● **DATASET EXTRACT**:
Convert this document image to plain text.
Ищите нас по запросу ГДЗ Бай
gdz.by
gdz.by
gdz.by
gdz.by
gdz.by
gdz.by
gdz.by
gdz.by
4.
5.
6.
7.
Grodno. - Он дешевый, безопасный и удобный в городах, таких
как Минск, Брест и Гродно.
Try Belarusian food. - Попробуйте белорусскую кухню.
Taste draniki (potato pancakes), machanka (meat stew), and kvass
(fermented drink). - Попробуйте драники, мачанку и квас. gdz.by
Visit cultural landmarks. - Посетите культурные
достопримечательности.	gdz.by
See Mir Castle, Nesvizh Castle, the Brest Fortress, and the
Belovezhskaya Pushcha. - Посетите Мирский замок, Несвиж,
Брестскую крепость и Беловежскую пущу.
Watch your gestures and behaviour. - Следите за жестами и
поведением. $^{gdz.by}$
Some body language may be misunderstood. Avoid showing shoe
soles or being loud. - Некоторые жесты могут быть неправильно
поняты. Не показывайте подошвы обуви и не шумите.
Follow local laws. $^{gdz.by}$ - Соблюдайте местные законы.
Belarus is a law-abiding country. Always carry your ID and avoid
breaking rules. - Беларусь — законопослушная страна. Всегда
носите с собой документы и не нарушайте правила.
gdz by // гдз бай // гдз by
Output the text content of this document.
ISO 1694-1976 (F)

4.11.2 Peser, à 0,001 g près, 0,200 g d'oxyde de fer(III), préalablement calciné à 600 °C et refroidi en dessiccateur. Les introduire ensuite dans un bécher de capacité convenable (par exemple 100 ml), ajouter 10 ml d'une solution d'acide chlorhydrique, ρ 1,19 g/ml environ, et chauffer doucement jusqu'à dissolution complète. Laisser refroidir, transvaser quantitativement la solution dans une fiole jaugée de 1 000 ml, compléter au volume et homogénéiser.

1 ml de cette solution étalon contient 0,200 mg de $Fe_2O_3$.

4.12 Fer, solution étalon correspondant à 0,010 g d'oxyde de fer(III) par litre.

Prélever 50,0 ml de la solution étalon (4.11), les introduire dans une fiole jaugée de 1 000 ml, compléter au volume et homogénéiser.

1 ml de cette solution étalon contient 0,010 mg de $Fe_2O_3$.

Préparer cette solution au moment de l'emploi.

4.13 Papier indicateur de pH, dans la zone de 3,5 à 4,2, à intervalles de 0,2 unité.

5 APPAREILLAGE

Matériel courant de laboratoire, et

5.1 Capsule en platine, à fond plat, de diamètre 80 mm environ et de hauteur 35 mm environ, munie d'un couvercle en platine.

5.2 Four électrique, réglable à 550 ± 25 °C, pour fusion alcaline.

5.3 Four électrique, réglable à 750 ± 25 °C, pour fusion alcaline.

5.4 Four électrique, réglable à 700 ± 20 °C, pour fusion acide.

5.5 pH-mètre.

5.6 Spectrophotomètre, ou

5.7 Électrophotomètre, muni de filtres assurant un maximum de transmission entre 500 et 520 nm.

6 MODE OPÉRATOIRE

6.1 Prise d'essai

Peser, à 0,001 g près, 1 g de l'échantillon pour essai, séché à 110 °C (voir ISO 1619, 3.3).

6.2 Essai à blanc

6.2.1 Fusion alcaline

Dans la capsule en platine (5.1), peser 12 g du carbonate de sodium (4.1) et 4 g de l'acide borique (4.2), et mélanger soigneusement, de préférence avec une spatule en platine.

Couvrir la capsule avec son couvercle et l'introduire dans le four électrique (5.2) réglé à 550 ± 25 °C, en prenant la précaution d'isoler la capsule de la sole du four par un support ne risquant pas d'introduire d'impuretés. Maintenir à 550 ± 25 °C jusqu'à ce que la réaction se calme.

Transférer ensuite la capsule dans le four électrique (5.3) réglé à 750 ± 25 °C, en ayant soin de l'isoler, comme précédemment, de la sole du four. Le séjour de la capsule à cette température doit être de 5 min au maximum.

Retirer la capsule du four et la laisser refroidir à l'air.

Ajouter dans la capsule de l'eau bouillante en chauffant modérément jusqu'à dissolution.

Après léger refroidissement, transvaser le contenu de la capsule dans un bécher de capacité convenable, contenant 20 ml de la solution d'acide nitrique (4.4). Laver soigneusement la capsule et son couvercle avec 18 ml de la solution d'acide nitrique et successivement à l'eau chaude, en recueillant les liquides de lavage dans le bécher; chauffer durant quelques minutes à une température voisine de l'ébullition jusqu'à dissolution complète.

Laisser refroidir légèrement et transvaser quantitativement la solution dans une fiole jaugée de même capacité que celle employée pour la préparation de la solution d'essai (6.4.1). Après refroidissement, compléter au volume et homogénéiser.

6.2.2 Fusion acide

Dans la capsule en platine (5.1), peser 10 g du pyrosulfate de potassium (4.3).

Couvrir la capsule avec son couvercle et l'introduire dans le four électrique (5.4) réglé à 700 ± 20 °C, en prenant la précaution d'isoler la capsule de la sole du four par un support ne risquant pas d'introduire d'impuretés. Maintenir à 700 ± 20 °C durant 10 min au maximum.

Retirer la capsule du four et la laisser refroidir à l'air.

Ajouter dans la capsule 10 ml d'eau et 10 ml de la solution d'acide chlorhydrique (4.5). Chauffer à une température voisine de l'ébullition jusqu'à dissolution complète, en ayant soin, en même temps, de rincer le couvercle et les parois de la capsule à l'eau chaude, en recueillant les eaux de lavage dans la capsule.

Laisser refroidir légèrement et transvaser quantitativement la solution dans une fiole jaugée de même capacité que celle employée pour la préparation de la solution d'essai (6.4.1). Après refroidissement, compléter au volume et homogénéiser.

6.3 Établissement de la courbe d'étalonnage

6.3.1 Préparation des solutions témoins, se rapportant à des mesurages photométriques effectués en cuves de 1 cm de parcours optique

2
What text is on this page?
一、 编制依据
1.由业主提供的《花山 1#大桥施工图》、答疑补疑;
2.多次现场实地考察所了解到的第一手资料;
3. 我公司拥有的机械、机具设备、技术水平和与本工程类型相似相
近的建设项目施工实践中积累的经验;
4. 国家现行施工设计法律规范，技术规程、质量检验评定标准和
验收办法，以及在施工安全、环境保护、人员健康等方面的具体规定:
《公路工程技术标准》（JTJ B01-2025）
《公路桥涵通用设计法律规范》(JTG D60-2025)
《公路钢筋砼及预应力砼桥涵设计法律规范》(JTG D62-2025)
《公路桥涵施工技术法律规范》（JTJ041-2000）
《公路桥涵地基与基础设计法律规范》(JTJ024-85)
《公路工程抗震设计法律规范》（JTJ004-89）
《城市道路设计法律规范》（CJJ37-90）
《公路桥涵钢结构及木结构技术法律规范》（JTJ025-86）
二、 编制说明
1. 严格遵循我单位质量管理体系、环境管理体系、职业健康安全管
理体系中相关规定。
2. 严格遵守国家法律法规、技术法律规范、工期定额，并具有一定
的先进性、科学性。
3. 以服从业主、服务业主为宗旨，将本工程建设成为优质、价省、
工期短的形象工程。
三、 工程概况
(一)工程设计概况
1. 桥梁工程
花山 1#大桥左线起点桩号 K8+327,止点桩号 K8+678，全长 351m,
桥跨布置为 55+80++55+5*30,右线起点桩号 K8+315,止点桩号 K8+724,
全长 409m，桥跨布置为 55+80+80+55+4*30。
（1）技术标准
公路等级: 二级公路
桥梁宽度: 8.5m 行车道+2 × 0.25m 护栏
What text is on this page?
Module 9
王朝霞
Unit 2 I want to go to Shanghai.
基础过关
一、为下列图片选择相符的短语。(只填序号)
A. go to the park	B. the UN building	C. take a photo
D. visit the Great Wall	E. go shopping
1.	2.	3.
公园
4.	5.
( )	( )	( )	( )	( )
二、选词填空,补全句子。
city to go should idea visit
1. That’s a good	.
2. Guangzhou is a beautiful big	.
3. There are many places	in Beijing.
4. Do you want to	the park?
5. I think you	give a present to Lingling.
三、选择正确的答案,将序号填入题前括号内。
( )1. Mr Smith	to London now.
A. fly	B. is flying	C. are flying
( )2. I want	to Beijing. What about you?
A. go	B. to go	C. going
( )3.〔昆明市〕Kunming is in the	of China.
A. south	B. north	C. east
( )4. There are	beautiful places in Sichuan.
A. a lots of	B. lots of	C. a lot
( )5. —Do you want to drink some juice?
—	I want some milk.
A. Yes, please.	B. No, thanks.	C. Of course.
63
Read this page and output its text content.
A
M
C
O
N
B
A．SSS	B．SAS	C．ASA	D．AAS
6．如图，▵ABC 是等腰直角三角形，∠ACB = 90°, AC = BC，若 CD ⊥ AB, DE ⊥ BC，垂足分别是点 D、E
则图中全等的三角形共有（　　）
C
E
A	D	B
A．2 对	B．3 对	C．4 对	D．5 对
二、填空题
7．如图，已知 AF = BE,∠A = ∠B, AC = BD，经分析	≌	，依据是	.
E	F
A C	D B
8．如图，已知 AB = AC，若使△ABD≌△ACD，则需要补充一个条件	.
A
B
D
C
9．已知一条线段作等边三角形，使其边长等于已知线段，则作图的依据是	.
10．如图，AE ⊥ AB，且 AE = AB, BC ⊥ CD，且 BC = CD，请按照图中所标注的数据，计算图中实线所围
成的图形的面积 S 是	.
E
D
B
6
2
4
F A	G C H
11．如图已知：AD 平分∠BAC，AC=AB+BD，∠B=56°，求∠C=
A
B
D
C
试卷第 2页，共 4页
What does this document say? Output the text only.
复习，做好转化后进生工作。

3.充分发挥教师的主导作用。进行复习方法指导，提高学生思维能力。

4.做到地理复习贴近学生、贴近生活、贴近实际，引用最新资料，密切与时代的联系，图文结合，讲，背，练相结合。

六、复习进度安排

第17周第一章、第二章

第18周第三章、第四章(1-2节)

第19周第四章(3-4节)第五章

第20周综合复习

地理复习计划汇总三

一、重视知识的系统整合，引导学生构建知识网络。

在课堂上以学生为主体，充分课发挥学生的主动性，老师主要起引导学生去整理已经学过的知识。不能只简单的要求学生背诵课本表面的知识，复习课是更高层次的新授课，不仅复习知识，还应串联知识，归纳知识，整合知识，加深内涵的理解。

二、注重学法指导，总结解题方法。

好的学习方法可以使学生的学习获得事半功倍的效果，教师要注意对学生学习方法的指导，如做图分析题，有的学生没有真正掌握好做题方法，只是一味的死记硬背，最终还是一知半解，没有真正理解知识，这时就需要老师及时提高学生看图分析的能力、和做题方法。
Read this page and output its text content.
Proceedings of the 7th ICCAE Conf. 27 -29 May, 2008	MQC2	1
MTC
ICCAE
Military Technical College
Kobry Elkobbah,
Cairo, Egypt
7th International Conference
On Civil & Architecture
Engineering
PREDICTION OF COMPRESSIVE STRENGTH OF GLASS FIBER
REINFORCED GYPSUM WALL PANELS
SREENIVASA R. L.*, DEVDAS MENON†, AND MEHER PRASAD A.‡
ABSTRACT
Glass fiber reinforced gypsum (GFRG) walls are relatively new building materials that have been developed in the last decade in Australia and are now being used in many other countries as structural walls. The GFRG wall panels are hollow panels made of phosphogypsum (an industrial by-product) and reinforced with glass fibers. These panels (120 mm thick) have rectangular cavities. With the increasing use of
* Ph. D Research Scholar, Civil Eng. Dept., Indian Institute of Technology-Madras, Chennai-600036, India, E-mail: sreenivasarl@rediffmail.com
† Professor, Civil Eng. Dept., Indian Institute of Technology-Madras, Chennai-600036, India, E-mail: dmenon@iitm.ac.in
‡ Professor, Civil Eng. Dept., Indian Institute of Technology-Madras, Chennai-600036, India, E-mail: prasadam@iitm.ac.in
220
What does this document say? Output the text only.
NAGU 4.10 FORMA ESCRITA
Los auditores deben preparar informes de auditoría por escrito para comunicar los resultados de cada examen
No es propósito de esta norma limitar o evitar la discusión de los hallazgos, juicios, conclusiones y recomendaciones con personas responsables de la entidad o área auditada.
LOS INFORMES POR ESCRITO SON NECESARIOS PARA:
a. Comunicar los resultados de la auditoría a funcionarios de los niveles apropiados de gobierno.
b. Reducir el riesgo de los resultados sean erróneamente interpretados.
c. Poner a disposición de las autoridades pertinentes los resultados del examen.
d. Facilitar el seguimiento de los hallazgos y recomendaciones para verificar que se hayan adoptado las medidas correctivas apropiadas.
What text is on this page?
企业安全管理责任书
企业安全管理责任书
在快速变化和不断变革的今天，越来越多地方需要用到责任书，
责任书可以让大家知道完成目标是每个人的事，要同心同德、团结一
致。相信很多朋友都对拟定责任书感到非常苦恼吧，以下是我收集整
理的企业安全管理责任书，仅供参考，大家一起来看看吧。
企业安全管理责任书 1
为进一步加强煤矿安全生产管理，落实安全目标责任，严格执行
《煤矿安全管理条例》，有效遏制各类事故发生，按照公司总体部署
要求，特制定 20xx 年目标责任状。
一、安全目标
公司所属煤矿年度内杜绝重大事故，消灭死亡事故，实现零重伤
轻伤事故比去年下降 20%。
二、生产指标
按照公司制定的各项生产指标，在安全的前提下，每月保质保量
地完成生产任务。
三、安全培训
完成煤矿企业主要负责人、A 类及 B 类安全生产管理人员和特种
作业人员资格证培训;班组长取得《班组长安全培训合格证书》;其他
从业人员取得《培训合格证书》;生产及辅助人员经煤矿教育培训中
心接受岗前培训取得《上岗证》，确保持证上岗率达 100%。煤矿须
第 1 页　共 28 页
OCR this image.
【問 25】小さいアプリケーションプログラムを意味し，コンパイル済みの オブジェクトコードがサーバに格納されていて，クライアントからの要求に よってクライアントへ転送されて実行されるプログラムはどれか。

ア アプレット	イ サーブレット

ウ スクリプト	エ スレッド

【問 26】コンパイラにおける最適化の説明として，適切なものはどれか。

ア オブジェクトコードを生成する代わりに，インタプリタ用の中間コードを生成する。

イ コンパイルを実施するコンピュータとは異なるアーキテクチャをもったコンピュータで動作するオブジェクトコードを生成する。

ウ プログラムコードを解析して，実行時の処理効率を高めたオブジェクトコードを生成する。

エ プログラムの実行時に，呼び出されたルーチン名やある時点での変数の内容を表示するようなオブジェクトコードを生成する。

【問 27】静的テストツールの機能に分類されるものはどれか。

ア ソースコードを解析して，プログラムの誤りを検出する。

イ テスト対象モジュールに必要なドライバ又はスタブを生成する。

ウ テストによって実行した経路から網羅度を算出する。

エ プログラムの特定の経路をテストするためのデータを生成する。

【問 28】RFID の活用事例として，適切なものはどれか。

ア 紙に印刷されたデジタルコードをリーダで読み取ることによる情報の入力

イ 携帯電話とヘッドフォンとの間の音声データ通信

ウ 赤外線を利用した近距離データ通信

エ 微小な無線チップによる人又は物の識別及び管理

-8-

● **TASK INSTRUCTIONS**: State the count of lines with the word "Maintenir" in them, and write nothing else.

● **EXERCISE OUTPUT**: 2